● **Request**
Emit the data below verbatim, stripping out any pictures.

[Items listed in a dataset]
* start *
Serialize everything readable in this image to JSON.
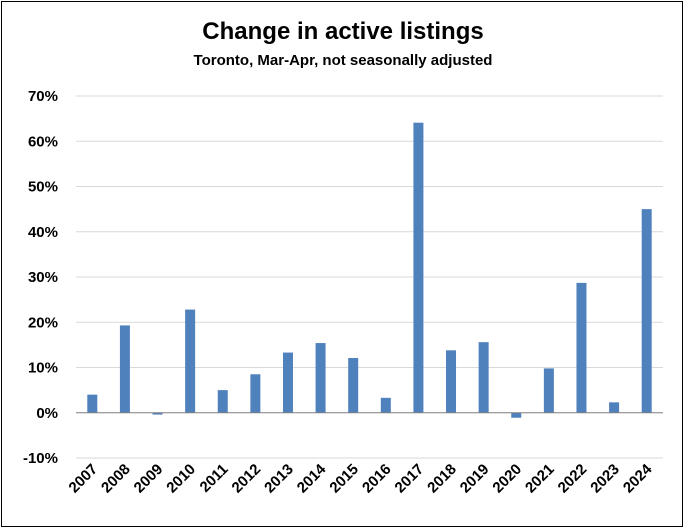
{
  "chart_data": {
    "type": "bar",
    "title": "Change in active listings",
    "subtitle": "Toronto, Mar-Apr, not seasonally adjusted",
    "xlabel": "",
    "ylabel": "",
    "categories": [
      "2007",
      "2008",
      "2009",
      "2010",
      "2011",
      "2012",
      "2013",
      "2014",
      "2015",
      "2016",
      "2017",
      "2018",
      "2019",
      "2020",
      "2021",
      "2022",
      "2023",
      "2024"
    ],
    "values": [
      4.0,
      19.3,
      -0.4,
      22.8,
      5.0,
      8.5,
      13.3,
      15.4,
      12.1,
      3.3,
      64.1,
      13.8,
      15.6,
      -1.1,
      9.8,
      28.7,
      2.3,
      45.0
    ],
    "ylim": [
      -10,
      70
    ],
    "yticks": [
      -10,
      0,
      10,
      20,
      30,
      40,
      50,
      60,
      70
    ],
    "ytick_labels": [
      "-10%",
      "0%",
      "10%",
      "20%",
      "30%",
      "40%",
      "50%",
      "60%",
      "70%"
    ],
    "grid": true,
    "legend": "none",
    "bar_color": "#4F81BD",
    "grid_color": "#D9D9D9",
    "axis_color": "#7F7F7F"
  }
}
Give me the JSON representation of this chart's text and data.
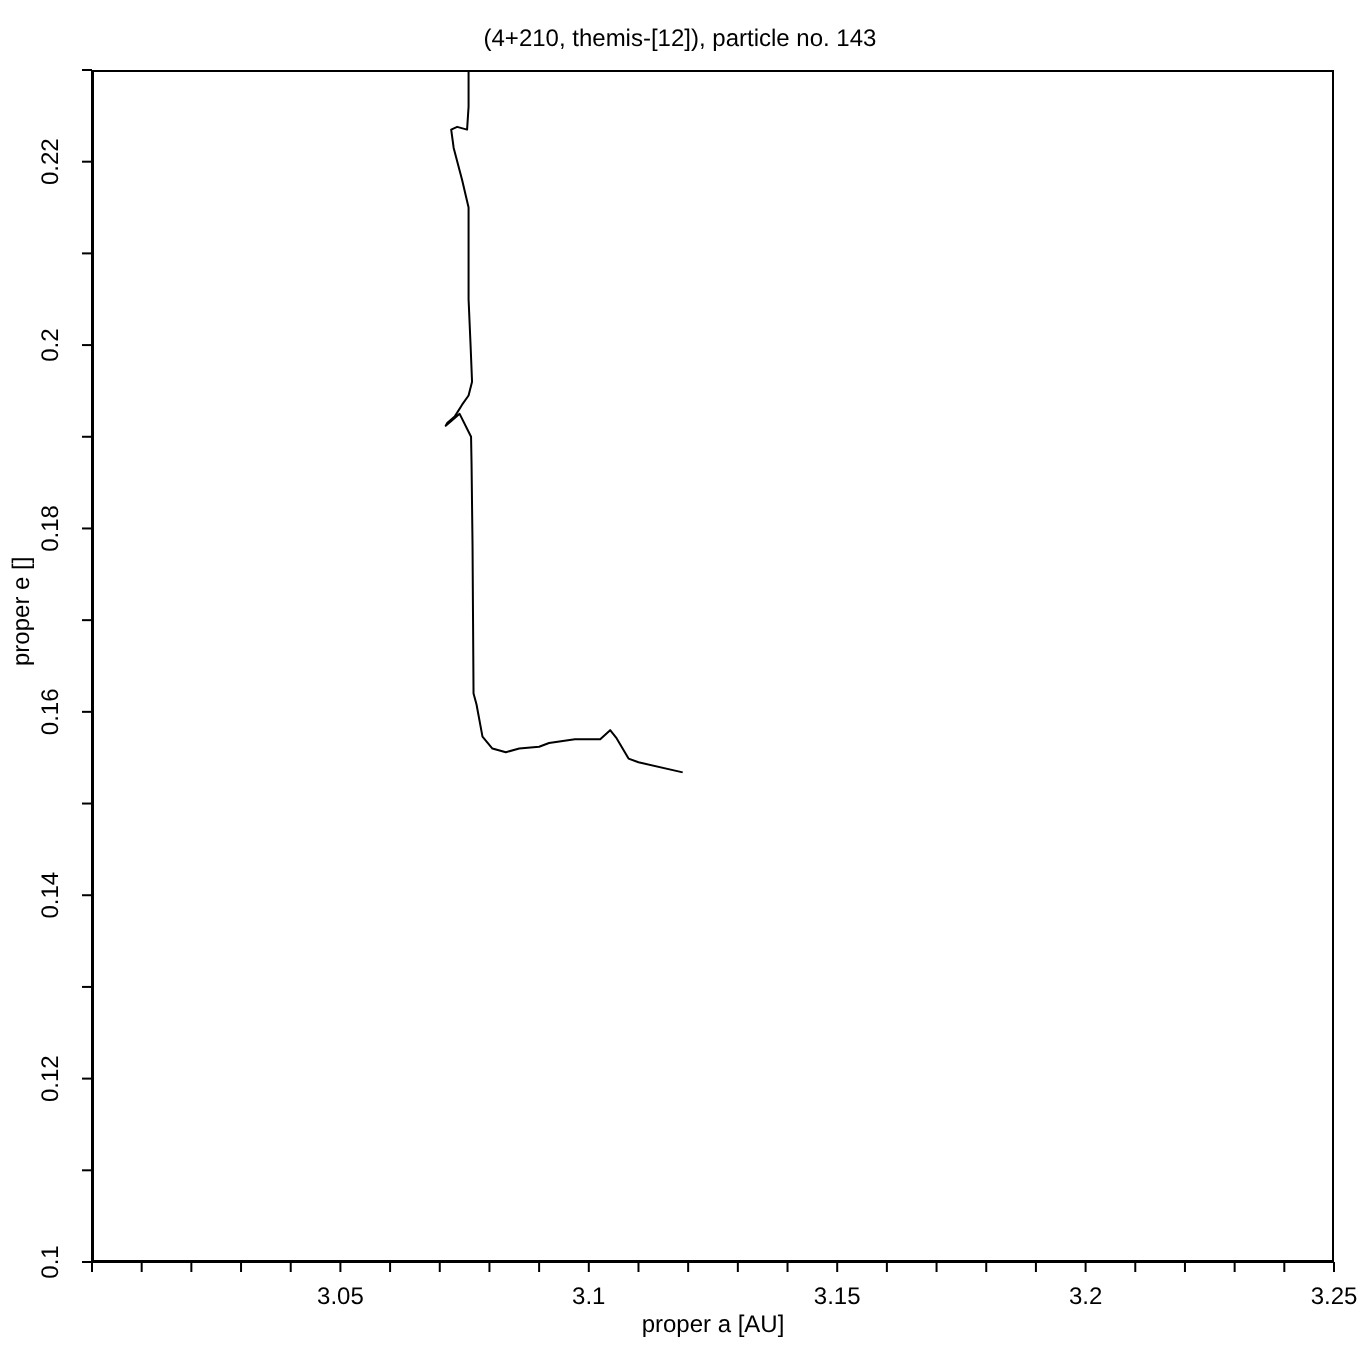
{
  "chart_data": {
    "type": "line",
    "title": "(4+210, themis-[12]), particle no. 143",
    "xlabel": "proper a [AU]",
    "ylabel": "proper e []",
    "xlim": [
      3.0,
      3.25
    ],
    "ylim": [
      0.1,
      0.23
    ],
    "xticks": [
      {
        "value": 3.0,
        "label": null
      },
      {
        "value": 3.01,
        "label": null
      },
      {
        "value": 3.02,
        "label": null
      },
      {
        "value": 3.03,
        "label": null
      },
      {
        "value": 3.04,
        "label": null
      },
      3.05,
      {
        "value": 3.06,
        "label": null
      },
      {
        "value": 3.07,
        "label": null
      },
      {
        "value": 3.08,
        "label": null
      },
      {
        "value": 3.09,
        "label": null
      },
      3.1,
      {
        "value": 3.11,
        "label": null
      },
      {
        "value": 3.12,
        "label": null
      },
      {
        "value": 3.13,
        "label": null
      },
      {
        "value": 3.14,
        "label": null
      },
      3.15,
      {
        "value": 3.16,
        "label": null
      },
      {
        "value": 3.17,
        "label": null
      },
      {
        "value": 3.18,
        "label": null
      },
      {
        "value": 3.19,
        "label": null
      },
      3.2,
      {
        "value": 3.21,
        "label": null
      },
      {
        "value": 3.22,
        "label": null
      },
      {
        "value": 3.23,
        "label": null
      },
      {
        "value": 3.24,
        "label": null
      },
      3.25
    ],
    "yticks": [
      0.1,
      {
        "value": 0.11,
        "label": null
      },
      0.12,
      {
        "value": 0.13,
        "label": null
      },
      0.14,
      {
        "value": 0.15,
        "label": null
      },
      0.16,
      {
        "value": 0.17,
        "label": null
      },
      0.18,
      {
        "value": 0.19,
        "label": null
      },
      0.2,
      {
        "value": 0.21,
        "label": null
      },
      0.22,
      {
        "value": 0.23,
        "label": null
      }
    ],
    "grid": false,
    "legend": false,
    "marker": "none",
    "line_style": "solid",
    "series": [
      {
        "color": "#000000",
        "x": [
          3.0758,
          3.0758,
          3.0755,
          3.0735,
          3.0723,
          3.0728,
          3.0745,
          3.0758,
          3.0758,
          3.0762,
          3.0765,
          3.0758,
          3.0745,
          3.073,
          3.0715,
          3.0712,
          3.0725,
          3.074,
          3.0763,
          3.0764,
          3.0766,
          3.0767,
          3.0768,
          3.0774,
          3.0786,
          3.0806,
          3.0833,
          3.086,
          3.09,
          3.092,
          3.0972,
          3.1023,
          3.1043,
          3.1055,
          3.108,
          3.11,
          3.1189
        ],
        "values": [
          0.23,
          0.226,
          0.2235,
          0.2238,
          0.2235,
          0.2215,
          0.218,
          0.215,
          0.205,
          0.2,
          0.196,
          0.1945,
          0.1935,
          0.1922,
          0.1915,
          0.1912,
          0.1918,
          0.1925,
          0.19,
          0.187,
          0.178,
          0.17,
          0.162,
          0.1608,
          0.1573,
          0.156,
          0.1556,
          0.156,
          0.1562,
          0.1566,
          0.157,
          0.157,
          0.158,
          0.1572,
          0.1549,
          0.1545,
          0.1534
        ]
      }
    ]
  }
}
* end *
● **Solution below**
Serialize everything readable in this image to JSON.
{
  "chart_data": {
    "type": "bar",
    "title": "Change in active listings",
    "subtitle": "Toronto, Mar-Apr, not seasonally adjusted",
    "xlabel": "",
    "ylabel": "",
    "categories": [
      "2007",
      "2008",
      "2009",
      "2010",
      "2011",
      "2012",
      "2013",
      "2014",
      "2015",
      "2016",
      "2017",
      "2018",
      "2019",
      "2020",
      "2021",
      "2022",
      "2023",
      "2024"
    ],
    "values": [
      4.0,
      19.3,
      -0.4,
      22.8,
      5.0,
      8.5,
      13.3,
      15.4,
      12.1,
      3.3,
      64.1,
      13.8,
      15.6,
      -1.1,
      9.8,
      28.7,
      2.3,
      45.0
    ],
    "ylim": [
      -10,
      70
    ],
    "yticks": [
      -10,
      0,
      10,
      20,
      30,
      40,
      50,
      60,
      70
    ],
    "ytick_labels": [
      "-10%",
      "0%",
      "10%",
      "20%",
      "30%",
      "40%",
      "50%",
      "60%",
      "70%"
    ],
    "grid": true,
    "legend": "none",
    "bar_color": "#4F81BD",
    "grid_color": "#D9D9D9",
    "axis_color": "#7F7F7F"
  }
}
Give me the JSON representation of this chart's text and data.
{
  "chart_data": {
    "type": "line",
    "title": "(4+210, themis-[12]), particle no. 143",
    "xlabel": "proper a [AU]",
    "ylabel": "proper e []",
    "xlim": [
      3.0,
      3.25
    ],
    "ylim": [
      0.1,
      0.23
    ],
    "xticks": [
      {
        "value": 3.0,
        "label": null
      },
      {
        "value": 3.01,
        "label": null
      },
      {
        "value": 3.02,
        "label": null
      },
      {
        "value": 3.03,
        "label": null
      },
      {
        "value": 3.04,
        "label": null
      },
      3.05,
      {
        "value": 3.06,
        "label": null
      },
      {
        "value": 3.07,
        "label": null
      },
      {
        "value": 3.08,
        "label": null
      },
      {
        "value": 3.09,
        "label": null
      },
      3.1,
      {
        "value": 3.11,
        "label": null
      },
      {
        "value": 3.12,
        "label": null
      },
      {
        "value": 3.13,
        "label": null
      },
      {
        "value": 3.14,
        "label": null
      },
      3.15,
      {
        "value": 3.16,
        "label": null
      },
      {
        "value": 3.17,
        "label": null
      },
      {
        "value": 3.18,
        "label": null
      },
      {
        "value": 3.19,
        "label": null
      },
      3.2,
      {
        "value": 3.21,
        "label": null
      },
      {
        "value": 3.22,
        "label": null
      },
      {
        "value": 3.23,
        "label": null
      },
      {
        "value": 3.24,
        "label": null
      },
      3.25
    ],
    "yticks": [
      0.1,
      {
        "value": 0.11,
        "label": null
      },
      0.12,
      {
        "value": 0.13,
        "label": null
      },
      0.14,
      {
        "value": 0.15,
        "label": null
      },
      0.16,
      {
        "value": 0.17,
        "label": null
      },
      0.18,
      {
        "value": 0.19,
        "label": null
      },
      0.2,
      {
        "value": 0.21,
        "label": null
      },
      0.22,
      {
        "value": 0.23,
        "label": null
      }
    ],
    "grid": false,
    "legend": false,
    "marker": "none",
    "line_style": "solid",
    "series": [
      {
        "color": "#000000",
        "x": [
          3.0758,
          3.0758,
          3.0755,
          3.0735,
          3.0723,
          3.0728,
          3.0745,
          3.0758,
          3.0758,
          3.0762,
          3.0765,
          3.0758,
          3.0745,
          3.073,
          3.0715,
          3.0712,
          3.0725,
          3.074,
          3.0763,
          3.0764,
          3.0766,
          3.0767,
          3.0768,
          3.0774,
          3.0786,
          3.0806,
          3.0833,
          3.086,
          3.09,
          3.092,
          3.0972,
          3.1023,
          3.1043,
          3.1055,
          3.108,
          3.11,
          3.1189
        ],
        "values": [
          0.23,
          0.226,
          0.2235,
          0.2238,
          0.2235,
          0.2215,
          0.218,
          0.215,
          0.205,
          0.2,
          0.196,
          0.1945,
          0.1935,
          0.1922,
          0.1915,
          0.1912,
          0.1918,
          0.1925,
          0.19,
          0.187,
          0.178,
          0.17,
          0.162,
          0.1608,
          0.1573,
          0.156,
          0.1556,
          0.156,
          0.1562,
          0.1566,
          0.157,
          0.157,
          0.158,
          0.1572,
          0.1549,
          0.1545,
          0.1534
        ]
      }
    ]
  }
}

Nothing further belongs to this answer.